REQUEST - Print the listing in its entirety and exactly, leaving out images.

PROVIDED DATA -

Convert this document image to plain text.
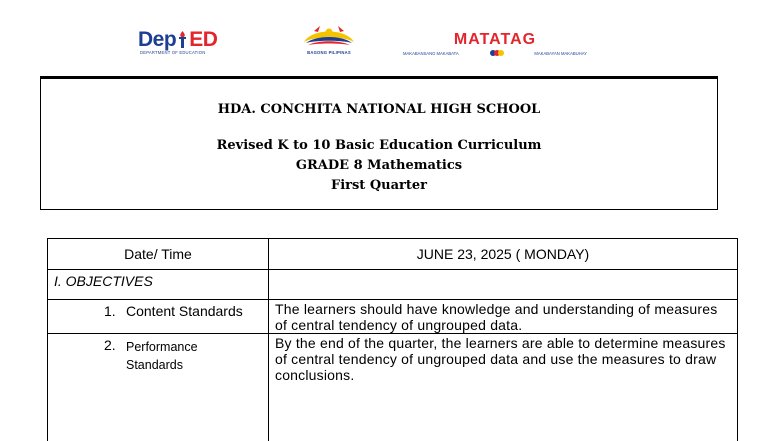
Dep ED
DEPARTMENT OF EDUCATION	BAGONG PILIPINAS
MATATAG
MAKABANSANG MAKABATA	MAKABAYAN MAKABUHAY
HDA. CONCHITA NATIONAL HIGH SCHOOL
Revised K to 10 Basic Education Curriculum
GRADE 8 Mathematics
First Quarter
Date/ Time	JUNE 23, 2025 ( MONDAY)
I. OBJECTIVES	

1. Content Standards	The learners should have knowledge and understanding of measures of central tendency of ungrouped data.

2. Performance Standards	By the end of the quarter, the learners are able to determine measures of central tendency of ungrouped data and use the measures to draw conclusions.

PROBLEM SOLUTION -
Convert this document image to plain text.
Dep ED
DEPARTMENT OF EDUCATION	BAGONG PILIPINAS
MATATAG
MAKABANSANG MAKABATA	MAKABAYAN MAKABUHAY
HDA. CONCHITA NATIONAL HIGH SCHOOL
Revised K to 10 Basic Education Curriculum
GRADE 8 Mathematics
First Quarter
Date/ Time	JUNE 23, 2025 ( MONDAY)
I. OBJECTIVES	

1. Content Standards	The learners should have knowledge and understanding of measures of central tendency of ungrouped data.

2. Performance Standards	By the end of the quarter, the learners are able to determine measures of central tendency of ungrouped data and use the measures to draw conclusions.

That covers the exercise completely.